## ESTRATTO DELLA PAGINA
'''
Giovanni Stanghellini, psichiatra, psicoterapeuta, professore a Firenze di Psicologia dinamica, è fra i principali studiosi di Psicopatologia antropofenomenologica e, per me, un maestro e un amico. Di prossima uscita è il volume Disincanto e passione. Per un’etica civile nei “tempi bui” (Jaca Book), che verrà presentato il prossimo 2 ottobre a Padova, presso il Centro Universitario Padovano (Sala Grande, ore 18:30), con Leonardo Meneghetti.
- Professor Giovanni, un po’ tutti viviamo sospesi fra disincanto e passione. Con una mossa tipicamente fenomenologica e, più in generale, filosofica, cogli i due “poli” della questione – disincanto e passione, appunto – e li poni in risonanza, sottolineandone la tensione etica. Per me la passione è quasi una necessità: non saprei vivere senza, dalla passione politica a quella erotica. Molti, e da decenni, paiono piuttosto assorbiti dal disincanto. Di esso, tuttavia, sottolinei un’accezione che trovo illuminante: il disincanto come la capacità di riconoscere il negativo che è nella realtà. Mentre intendi la passione come simpatia per l’umano. Soffermiamoci per un istante sui due termini-poli del campo di tensione.
Il mio libro analizza il rapporto tra due forze apparentemente opposte: la lucidità del disincanto e la forza vitale della passione. Spesso pensiamo che la passione sia legata a utopie, speranze irrealistiche o misticismo; io sostengo che la vera passione è un “moto dell’anima diretto verso la realtà”. Non è una fuga, ma un modo per entrare in contatto profondo con il mondo. Le passioni ci rendono più vivi, più “reali”, e ci rivelano i nostri veri valori.
Allo stesso modo, il disincanto non è apatia o cinismo. Non è un distacco passivo, ma un’intelligenza del negativo, la capacità di vedere la realtà così com’è, senza illusioni. È una forza critica, un’analisi spassionata che ci protegge da ingenuità e manipolazioni.
'''
## COMPITO BREVE 1
Secondo l'estratto, dove verrà presentato il volume il 2 ottobre?
## COMPITO BREVE 2
Per ogni affermazione, di' se concorda con l'estratto: rispondi sì o no e cita le parole che lo decidono. (a) Il volume esce per Jaca Book. (b) Nell'estratto il disincanto è descritto come una forma di apatia. (c) La vera passione è presentata come una fuga dalla realtà.
Le voci provengono da un'altra fonte.

## VOCI FORNITE
'''
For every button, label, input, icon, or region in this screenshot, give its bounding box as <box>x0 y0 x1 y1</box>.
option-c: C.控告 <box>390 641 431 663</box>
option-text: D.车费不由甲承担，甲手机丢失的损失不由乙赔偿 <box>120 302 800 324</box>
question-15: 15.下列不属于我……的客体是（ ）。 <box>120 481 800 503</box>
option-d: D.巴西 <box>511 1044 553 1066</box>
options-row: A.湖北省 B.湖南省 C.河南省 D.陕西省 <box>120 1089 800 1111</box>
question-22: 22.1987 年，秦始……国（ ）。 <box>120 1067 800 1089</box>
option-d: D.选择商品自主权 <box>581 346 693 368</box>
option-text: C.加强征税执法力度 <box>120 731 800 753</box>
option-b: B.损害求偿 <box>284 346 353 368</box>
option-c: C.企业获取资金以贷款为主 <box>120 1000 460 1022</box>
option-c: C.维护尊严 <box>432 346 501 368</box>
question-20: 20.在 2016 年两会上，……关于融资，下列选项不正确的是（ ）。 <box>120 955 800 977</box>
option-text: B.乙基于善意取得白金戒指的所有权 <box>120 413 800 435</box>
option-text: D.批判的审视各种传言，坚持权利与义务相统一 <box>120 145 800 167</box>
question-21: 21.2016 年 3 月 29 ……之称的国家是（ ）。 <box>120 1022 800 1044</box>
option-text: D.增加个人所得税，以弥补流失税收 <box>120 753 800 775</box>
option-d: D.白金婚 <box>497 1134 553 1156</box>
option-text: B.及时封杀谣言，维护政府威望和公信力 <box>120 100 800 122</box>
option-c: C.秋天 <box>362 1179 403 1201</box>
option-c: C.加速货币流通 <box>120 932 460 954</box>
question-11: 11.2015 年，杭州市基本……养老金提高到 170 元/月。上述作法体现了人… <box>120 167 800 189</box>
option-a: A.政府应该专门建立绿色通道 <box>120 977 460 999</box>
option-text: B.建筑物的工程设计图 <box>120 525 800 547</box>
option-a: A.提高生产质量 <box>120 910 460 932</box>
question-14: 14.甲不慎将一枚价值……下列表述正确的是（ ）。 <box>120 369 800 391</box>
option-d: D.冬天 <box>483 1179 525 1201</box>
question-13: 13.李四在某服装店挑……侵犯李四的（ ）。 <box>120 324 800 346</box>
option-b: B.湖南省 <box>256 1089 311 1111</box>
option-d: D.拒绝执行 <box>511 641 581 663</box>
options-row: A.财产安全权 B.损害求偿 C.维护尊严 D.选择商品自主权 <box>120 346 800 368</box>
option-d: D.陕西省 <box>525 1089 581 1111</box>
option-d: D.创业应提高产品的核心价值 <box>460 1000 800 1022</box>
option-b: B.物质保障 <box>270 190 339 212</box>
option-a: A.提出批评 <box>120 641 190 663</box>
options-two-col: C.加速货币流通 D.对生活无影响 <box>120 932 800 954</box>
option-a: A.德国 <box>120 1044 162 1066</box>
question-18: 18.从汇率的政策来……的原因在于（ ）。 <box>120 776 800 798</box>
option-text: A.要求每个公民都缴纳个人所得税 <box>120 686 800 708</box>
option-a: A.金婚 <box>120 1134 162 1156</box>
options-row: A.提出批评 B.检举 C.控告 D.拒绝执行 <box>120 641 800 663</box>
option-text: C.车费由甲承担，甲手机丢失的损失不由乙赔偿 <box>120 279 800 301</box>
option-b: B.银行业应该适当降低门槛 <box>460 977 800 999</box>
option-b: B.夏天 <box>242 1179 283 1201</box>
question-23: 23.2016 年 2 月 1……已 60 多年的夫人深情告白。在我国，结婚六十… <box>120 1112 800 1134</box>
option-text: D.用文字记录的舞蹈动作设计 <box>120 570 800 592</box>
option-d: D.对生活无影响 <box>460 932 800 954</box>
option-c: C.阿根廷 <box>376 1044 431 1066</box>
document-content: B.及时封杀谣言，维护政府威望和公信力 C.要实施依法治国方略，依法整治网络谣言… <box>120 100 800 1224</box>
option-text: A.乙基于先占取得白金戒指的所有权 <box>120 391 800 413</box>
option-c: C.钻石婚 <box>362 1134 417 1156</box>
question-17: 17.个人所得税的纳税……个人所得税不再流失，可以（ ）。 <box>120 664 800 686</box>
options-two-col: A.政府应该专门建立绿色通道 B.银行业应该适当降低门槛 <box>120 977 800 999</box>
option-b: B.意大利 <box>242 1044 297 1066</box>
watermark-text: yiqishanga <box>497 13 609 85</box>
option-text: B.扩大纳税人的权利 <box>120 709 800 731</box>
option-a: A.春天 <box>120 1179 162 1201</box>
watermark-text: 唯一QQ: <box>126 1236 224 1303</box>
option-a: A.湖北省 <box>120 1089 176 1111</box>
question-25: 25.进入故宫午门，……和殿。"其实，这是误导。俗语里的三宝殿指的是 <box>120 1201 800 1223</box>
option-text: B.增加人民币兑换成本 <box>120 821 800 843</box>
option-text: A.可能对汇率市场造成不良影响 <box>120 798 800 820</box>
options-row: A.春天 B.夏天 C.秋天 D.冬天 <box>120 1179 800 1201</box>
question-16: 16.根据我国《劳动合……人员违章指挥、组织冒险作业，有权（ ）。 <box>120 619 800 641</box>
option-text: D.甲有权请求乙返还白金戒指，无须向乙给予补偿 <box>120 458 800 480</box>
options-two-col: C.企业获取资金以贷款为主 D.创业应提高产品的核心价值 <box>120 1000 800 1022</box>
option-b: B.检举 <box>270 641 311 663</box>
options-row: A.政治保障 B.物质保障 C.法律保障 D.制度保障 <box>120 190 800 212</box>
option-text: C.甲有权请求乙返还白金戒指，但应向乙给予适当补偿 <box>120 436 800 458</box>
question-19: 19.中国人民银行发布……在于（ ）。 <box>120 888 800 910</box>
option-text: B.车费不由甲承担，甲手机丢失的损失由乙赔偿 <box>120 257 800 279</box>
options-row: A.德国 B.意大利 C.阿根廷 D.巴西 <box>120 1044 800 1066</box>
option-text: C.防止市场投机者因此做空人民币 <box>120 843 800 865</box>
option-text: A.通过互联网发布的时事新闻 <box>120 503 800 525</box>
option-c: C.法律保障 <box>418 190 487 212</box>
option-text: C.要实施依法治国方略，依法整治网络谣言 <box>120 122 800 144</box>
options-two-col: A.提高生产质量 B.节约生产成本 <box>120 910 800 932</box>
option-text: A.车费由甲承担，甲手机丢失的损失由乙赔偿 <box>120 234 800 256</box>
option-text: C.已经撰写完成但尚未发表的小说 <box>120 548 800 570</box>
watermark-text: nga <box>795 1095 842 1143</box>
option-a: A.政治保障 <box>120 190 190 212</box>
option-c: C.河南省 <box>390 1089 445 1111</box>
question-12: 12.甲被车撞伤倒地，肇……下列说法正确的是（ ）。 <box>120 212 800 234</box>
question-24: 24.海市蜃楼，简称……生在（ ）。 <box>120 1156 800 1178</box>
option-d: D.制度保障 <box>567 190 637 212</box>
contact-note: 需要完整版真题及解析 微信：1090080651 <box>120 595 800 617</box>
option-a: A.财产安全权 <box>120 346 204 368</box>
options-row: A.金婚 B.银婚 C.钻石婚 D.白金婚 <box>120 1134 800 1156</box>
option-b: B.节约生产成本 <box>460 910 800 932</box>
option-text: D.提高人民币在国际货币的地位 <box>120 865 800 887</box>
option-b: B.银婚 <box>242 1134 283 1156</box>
'''
## RISPOSTA CORRETTA 1
A Padova, presso il Centro Universitario Padovano (Sala Grande, ore 18:30).

## RISPOSTA CORRETTA 2
(a) Sì: "Disincanto e passione. Per un’etica civile nei “tempi bui” (Jaca Book)".
(b) No: "il disincanto non è apatia o cinismo".
(c) No: "Non è una fuga, ma un modo per entrare in contatto profondo con il mondo."